> [Instruction] Can you copy out the records that follow with every "player-club" switched to "player-team", change nothing else, and omit the pictures?

-*-

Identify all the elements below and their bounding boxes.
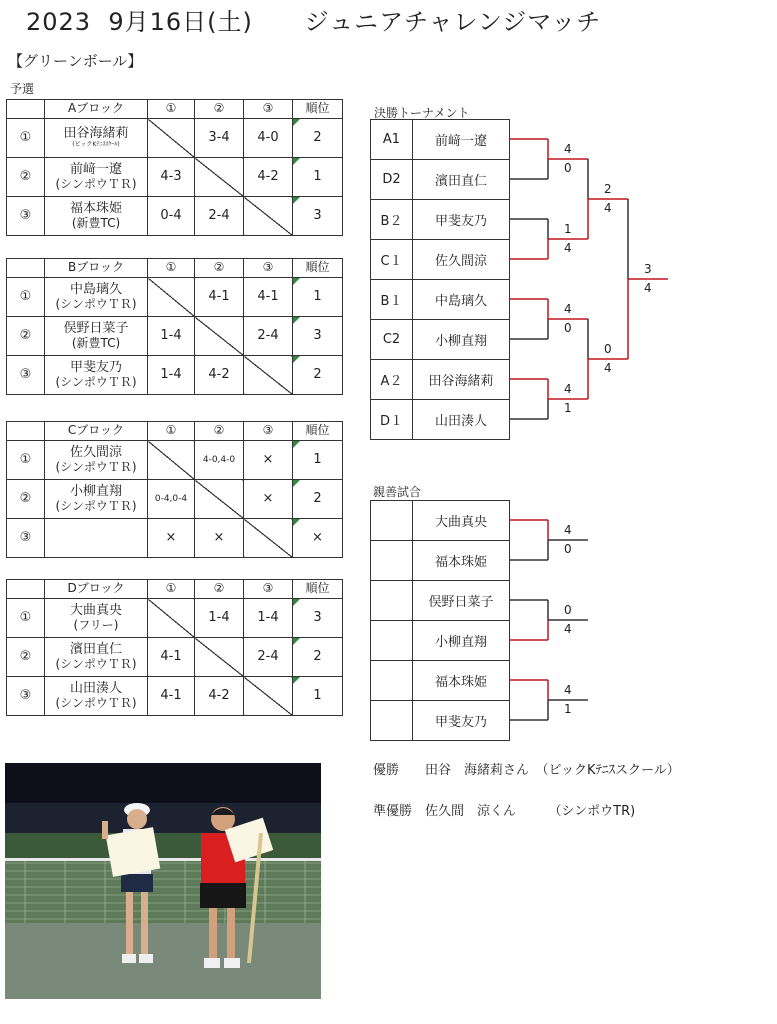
score-cell: 4-1 — [244, 278, 293, 317]
player-number: ③ — [7, 677, 45, 716]
player-club: (シンポウＴＲ) — [55, 374, 137, 389]
entry-name: 前﨑一遼 — [413, 120, 510, 160]
header-col: ③ — [244, 100, 293, 119]
category-heading: 【グリーンボール】 — [8, 52, 143, 70]
player-number: ③ — [7, 197, 45, 236]
player-club: (新豊TC) — [71, 215, 121, 230]
player-name: 小柳直翔 — [69, 483, 122, 499]
entry-name: 小柳直翔 — [413, 621, 510, 661]
player-name: 田谷海緒莉 — [63, 126, 129, 142]
score-cell: 1-4 — [195, 599, 244, 638]
match-score: 4 — [564, 142, 572, 156]
runner-up-text: 準優勝 佐久間 涼くん （シンポウTR) — [373, 804, 636, 819]
block-name: Dブロック — [45, 580, 148, 599]
match-score: 0 — [604, 342, 612, 356]
seed-label: B１ — [371, 280, 413, 320]
match-score: 0 — [564, 603, 572, 617]
score-cell: 4-3 — [148, 158, 195, 197]
entry-name: 甲斐友乃 — [413, 701, 510, 741]
player-number: ① — [7, 441, 45, 480]
match-score: 1 — [564, 401, 572, 415]
score-cell: 2-4 — [195, 197, 244, 236]
score-cell: 4-1 — [195, 278, 244, 317]
header-col: ① — [148, 100, 195, 119]
header-col: 順位 — [293, 422, 343, 441]
entry-name: 大曲真央 — [413, 501, 510, 541]
friendly-label: 親善試合 — [373, 485, 422, 499]
score-cell: 1-4 — [148, 317, 195, 356]
entry-name: 中島璃久 — [413, 280, 510, 320]
header-col: ② — [195, 580, 244, 599]
player-club: (シンポウＴＲ) — [55, 498, 137, 513]
score-cell: 4-2 — [244, 158, 293, 197]
score-cell: 4-0,4-0 — [195, 441, 244, 480]
rank-cell: × — [293, 519, 343, 558]
match-score: 0 — [564, 321, 572, 335]
match-score: 4 — [564, 382, 572, 396]
match-score: 3 — [644, 262, 652, 276]
winner-text: 優勝 田谷 海緒莉さん （ビックKﾃﾆｽスクール） — [373, 763, 680, 778]
entry-name: 田谷海緒莉 — [413, 360, 510, 400]
score-cell: 4-2 — [195, 677, 244, 716]
match-score: 0 — [564, 542, 572, 556]
score-cell: × — [195, 519, 244, 558]
rank-cell: 3 — [293, 599, 343, 638]
player-number: ② — [7, 480, 45, 519]
player-name: 甲斐友乃 — [69, 359, 122, 375]
match-score: 4 — [564, 241, 572, 255]
rank-cell: 3 — [293, 197, 343, 236]
header-col: ③ — [244, 259, 293, 278]
player-number: ③ — [7, 356, 45, 395]
score-cell: 2-4 — [244, 317, 293, 356]
player-name: 大曲真央 — [69, 602, 122, 618]
player-name: 福本珠姫 — [69, 200, 122, 216]
header-col: 順位 — [293, 259, 343, 278]
player-club: (シンポウＴＲ) — [55, 695, 137, 710]
entry-name: 福本珠姫 — [413, 661, 510, 701]
award-photo — [5, 763, 321, 999]
player-name: 中島璃久 — [69, 281, 122, 297]
score-cell: 1-4 — [148, 356, 195, 395]
player-number: ② — [7, 317, 45, 356]
header-col: ① — [148, 580, 195, 599]
block-name: Bブロック — [45, 259, 148, 278]
match-score: 4 — [564, 683, 572, 697]
score-cell: 4-1 — [148, 638, 195, 677]
bracket-label: 決勝トーナメント — [374, 106, 470, 120]
match-score: 2 — [604, 182, 612, 196]
rank-cell: 1 — [293, 278, 343, 317]
header-col: ① — [148, 259, 195, 278]
score-cell: 2-4 — [244, 638, 293, 677]
player-name: 前﨑一遼 — [69, 161, 122, 177]
seed-label: B２ — [371, 200, 413, 240]
seed-label: D2 — [371, 160, 413, 200]
player-number: ① — [7, 599, 45, 638]
player-club: (ビックKﾃﾆｽｽｸｰﾙ) — [72, 141, 120, 149]
match-score: 1 — [564, 222, 572, 236]
player-name: 山田湊人 — [69, 680, 122, 696]
score-cell: × — [244, 441, 293, 480]
match-score: 0 — [564, 161, 572, 175]
prelim-label: 予選 — [10, 82, 35, 96]
score-cell: 4-1 — [148, 677, 195, 716]
page-title: 2023 9月16日(土) ジュニアチャレンジマッチ — [26, 8, 602, 36]
header-col: 順位 — [293, 580, 343, 599]
rank-cell: 1 — [293, 441, 343, 480]
block-name: Cブロック — [45, 422, 148, 441]
entry-name: 佐久間涼 — [413, 240, 510, 280]
entry-name: 俣野日菜子 — [413, 581, 510, 621]
player-name: 俣野日菜子 — [63, 320, 129, 336]
seed-label: C2 — [371, 320, 413, 360]
header-col: 順位 — [293, 100, 343, 119]
match-score: 4 — [644, 281, 652, 295]
player-club: (シンポウＴＲ) — [55, 176, 137, 191]
score-cell: 1-4 — [244, 599, 293, 638]
player-number: ③ — [7, 519, 45, 558]
rank-cell: 1 — [293, 677, 343, 716]
score-cell: 0-4,0-4 — [148, 480, 195, 519]
player-number: ② — [7, 158, 45, 197]
entry-name: 福本珠姫 — [413, 541, 510, 581]
header-col: ① — [148, 422, 195, 441]
entry-name: 甲斐友乃 — [413, 200, 510, 240]
rank-cell: 3 — [293, 317, 343, 356]
header-col: ③ — [244, 422, 293, 441]
match-score: 4 — [604, 361, 612, 375]
seed-label: A２ — [371, 360, 413, 400]
match-score: 4 — [564, 302, 572, 316]
player-name: 佐久間涼 — [69, 444, 122, 460]
header-col: ② — [195, 259, 244, 278]
header-col: ③ — [244, 580, 293, 599]
header-col: ② — [195, 100, 244, 119]
entry-name: 小柳直翔 — [413, 320, 510, 360]
rank-cell: 2 — [293, 356, 343, 395]
player-club: (シンポウＴＲ) — [55, 656, 137, 671]
header-col: ② — [195, 422, 244, 441]
score-cell: 3-4 — [195, 119, 244, 158]
player-name: 濱田直仁 — [69, 641, 122, 657]
player-number: ② — [7, 638, 45, 677]
block-name: Aブロック — [45, 100, 148, 119]
match-score: 4 — [564, 523, 572, 537]
score-cell: × — [244, 480, 293, 519]
match-score: 4 — [564, 622, 572, 636]
rank-cell: 2 — [293, 480, 343, 519]
match-score: 1 — [564, 702, 572, 716]
entry-name: 山田湊人 — [413, 400, 510, 440]
score-cell: × — [148, 519, 195, 558]
entry-name: 濱田直仁 — [413, 160, 510, 200]
score-cell: 4-0 — [244, 119, 293, 158]
rank-cell: 2 — [293, 638, 343, 677]
player-number: ① — [7, 278, 45, 317]
score-cell: 0-4 — [148, 197, 195, 236]
player-club: (新豊TC) — [71, 335, 121, 350]
player-club: (フリー) — [73, 617, 119, 632]
player-club: (シンポウＴＲ) — [55, 459, 137, 474]
seed-label: A1 — [371, 120, 413, 160]
seed-label: C１ — [371, 240, 413, 280]
player-club: (シンポウＴＲ) — [55, 296, 137, 311]
seed-label: D１ — [371, 400, 413, 440]
rank-cell: 2 — [293, 119, 343, 158]
rank-cell: 1 — [293, 158, 343, 197]
match-score: 4 — [604, 201, 612, 215]
player-number: ① — [7, 119, 45, 158]
score-cell: 4-2 — [195, 356, 244, 395]
results-section — [373, 764, 680, 846]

-*-

> [Exercise output]
Identify all the elements below and their bounding boxes.
score-cell: 4-1 — [244, 278, 293, 317]
player-number: ③ — [7, 677, 45, 716]
player-team: (シンポウＴＲ) — [55, 374, 137, 389]
entry-name: 前﨑一遼 — [413, 120, 510, 160]
header-col: ③ — [244, 100, 293, 119]
category-heading: 【グリーンボール】 — [8, 52, 143, 70]
player-number: ③ — [7, 197, 45, 236]
player-team: (新豊TC) — [71, 215, 121, 230]
player-name: 小柳直翔 — [69, 483, 122, 499]
entry-name: 小柳直翔 — [413, 621, 510, 661]
player-name: 田谷海緒莉 — [63, 126, 129, 142]
score-cell: 1-4 — [195, 599, 244, 638]
match-score: 4 — [564, 142, 572, 156]
runner-up-text: 準優勝 佐久間 涼くん （シンポウTR) — [373, 804, 636, 819]
block-name: Dブロック — [45, 580, 148, 599]
match-score: 0 — [604, 342, 612, 356]
seed-label: B１ — [371, 280, 413, 320]
match-score: 0 — [564, 603, 572, 617]
score-cell: 4-3 — [148, 158, 195, 197]
entry-name: 甲斐友乃 — [413, 701, 510, 741]
player-number: ① — [7, 441, 45, 480]
match-score: 1 — [564, 401, 572, 415]
score-cell: 2-4 — [195, 197, 244, 236]
score-cell: 4-1 — [195, 278, 244, 317]
header-col: ① — [148, 100, 195, 119]
header-col: 順位 — [293, 422, 343, 441]
entry-name: 大曲真央 — [413, 501, 510, 541]
friendly-label: 親善試合 — [373, 485, 422, 499]
score-cell: 1-4 — [148, 317, 195, 356]
entry-name: 中島璃久 — [413, 280, 510, 320]
header-col: ② — [195, 580, 244, 599]
player-team: (シンポウＴＲ) — [55, 498, 137, 513]
score-cell: 4-2 — [244, 158, 293, 197]
score-cell: 4-0,4-0 — [195, 441, 244, 480]
rank-cell: × — [293, 519, 343, 558]
match-score: 0 — [564, 321, 572, 335]
match-score: 4 — [564, 382, 572, 396]
match-score: 3 — [644, 262, 652, 276]
winner-text: 優勝 田谷 海緒莉さん （ビックKﾃﾆｽスクール） — [373, 763, 680, 778]
entry-name: 田谷海緒莉 — [413, 360, 510, 400]
score-cell: 4-2 — [195, 677, 244, 716]
match-score: 0 — [564, 542, 572, 556]
score-cell: × — [195, 519, 244, 558]
rank-cell: 3 — [293, 599, 343, 638]
player-number: ② — [7, 480, 45, 519]
player-name: 甲斐友乃 — [69, 359, 122, 375]
match-score: 4 — [564, 241, 572, 255]
rank-cell: 3 — [293, 197, 343, 236]
header-col: ③ — [244, 259, 293, 278]
player-number: ③ — [7, 356, 45, 395]
score-cell: 2-4 — [244, 317, 293, 356]
player-name: 大曲真央 — [69, 602, 122, 618]
player-name: 福本珠姫 — [69, 200, 122, 216]
header-col: 順位 — [293, 259, 343, 278]
player-team: (シンポウＴＲ) — [55, 695, 137, 710]
entry-name: 福本珠姫 — [413, 661, 510, 701]
award-photo — [5, 763, 321, 999]
player-name: 中島璃久 — [69, 281, 122, 297]
score-cell: 1-4 — [148, 356, 195, 395]
player-number: ② — [7, 317, 45, 356]
header-col: ① — [148, 580, 195, 599]
block-name: Bブロック — [45, 259, 148, 278]
match-score: 4 — [564, 683, 572, 697]
score-cell: 4-1 — [148, 638, 195, 677]
bracket-label: 決勝トーナメント — [374, 106, 470, 120]
match-score: 2 — [604, 182, 612, 196]
rank-cell: 1 — [293, 278, 343, 317]
header-col: ① — [148, 259, 195, 278]
score-cell: 2-4 — [244, 638, 293, 677]
player-name: 前﨑一遼 — [69, 161, 122, 177]
seed-label: B２ — [371, 200, 413, 240]
seed-label: D2 — [371, 160, 413, 200]
player-number: ① — [7, 599, 45, 638]
player-team: (ビックKﾃﾆｽｽｸｰﾙ) — [72, 141, 120, 149]
match-score: 1 — [564, 222, 572, 236]
player-name: 山田湊人 — [69, 680, 122, 696]
score-cell: × — [244, 441, 293, 480]
match-score: 0 — [564, 161, 572, 175]
prelim-label: 予選 — [10, 82, 35, 96]
score-cell: 4-1 — [148, 677, 195, 716]
page-title: 2023 9月16日(土) ジュニアチャレンジマッチ — [26, 8, 602, 36]
header-col: 順位 — [293, 580, 343, 599]
rank-cell: 1 — [293, 441, 343, 480]
block-name: Cブロック — [45, 422, 148, 441]
entry-name: 佐久間涼 — [413, 240, 510, 280]
entry-name: 俣野日菜子 — [413, 581, 510, 621]
player-name: 俣野日菜子 — [63, 320, 129, 336]
seed-label: C2 — [371, 320, 413, 360]
header-col: 順位 — [293, 100, 343, 119]
match-score: 4 — [644, 281, 652, 295]
player-team: (シンポウＴＲ) — [55, 176, 137, 191]
score-cell: 1-4 — [244, 599, 293, 638]
player-number: ③ — [7, 519, 45, 558]
rank-cell: 1 — [293, 677, 343, 716]
score-cell: 0-4,0-4 — [148, 480, 195, 519]
player-number: ② — [7, 158, 45, 197]
entry-name: 福本珠姫 — [413, 541, 510, 581]
header-col: ① — [148, 422, 195, 441]
entry-name: 甲斐友乃 — [413, 200, 510, 240]
rank-cell: 3 — [293, 317, 343, 356]
header-col: ③ — [244, 422, 293, 441]
match-score: 4 — [604, 361, 612, 375]
seed-label: A２ — [371, 360, 413, 400]
match-score: 4 — [564, 302, 572, 316]
player-name: 佐久間涼 — [69, 444, 122, 460]
header-col: ② — [195, 259, 244, 278]
header-col: ③ — [244, 580, 293, 599]
header-col: ② — [195, 100, 244, 119]
entry-name: 小柳直翔 — [413, 320, 510, 360]
rank-cell: 2 — [293, 356, 343, 395]
player-team: (シンポウＴＲ) — [55, 656, 137, 671]
header-col: ② — [195, 422, 244, 441]
score-cell: 3-4 — [195, 119, 244, 158]
player-name: 濱田直仁 — [69, 641, 122, 657]
player-number: ② — [7, 638, 45, 677]
block-name: Aブロック — [45, 100, 148, 119]
match-score: 4 — [564, 523, 572, 537]
score-cell: × — [244, 480, 293, 519]
match-score: 4 — [564, 622, 572, 636]
rank-cell: 2 — [293, 480, 343, 519]
match-score: 1 — [564, 702, 572, 716]
entry-name: 山田湊人 — [413, 400, 510, 440]
score-cell: × — [148, 519, 195, 558]
entry-name: 濱田直仁 — [413, 160, 510, 200]
score-cell: 4-0 — [244, 119, 293, 158]
rank-cell: 2 — [293, 638, 343, 677]
player-number: ① — [7, 278, 45, 317]
score-cell: 0-4 — [148, 197, 195, 236]
player-team: (新豊TC) — [71, 335, 121, 350]
player-team: (フリー) — [73, 617, 119, 632]
player-team: (シンポウＴＲ) — [55, 459, 137, 474]
seed-label: A1 — [371, 120, 413, 160]
seed-label: C１ — [371, 240, 413, 280]
player-team: (シンポウＴＲ) — [55, 296, 137, 311]
seed-label: D１ — [371, 400, 413, 440]
rank-cell: 2 — [293, 119, 343, 158]
rank-cell: 1 — [293, 158, 343, 197]
match-score: 4 — [604, 201, 612, 215]
player-number: ① — [7, 119, 45, 158]
score-cell: 4-2 — [195, 356, 244, 395]
results-section — [373, 764, 680, 846]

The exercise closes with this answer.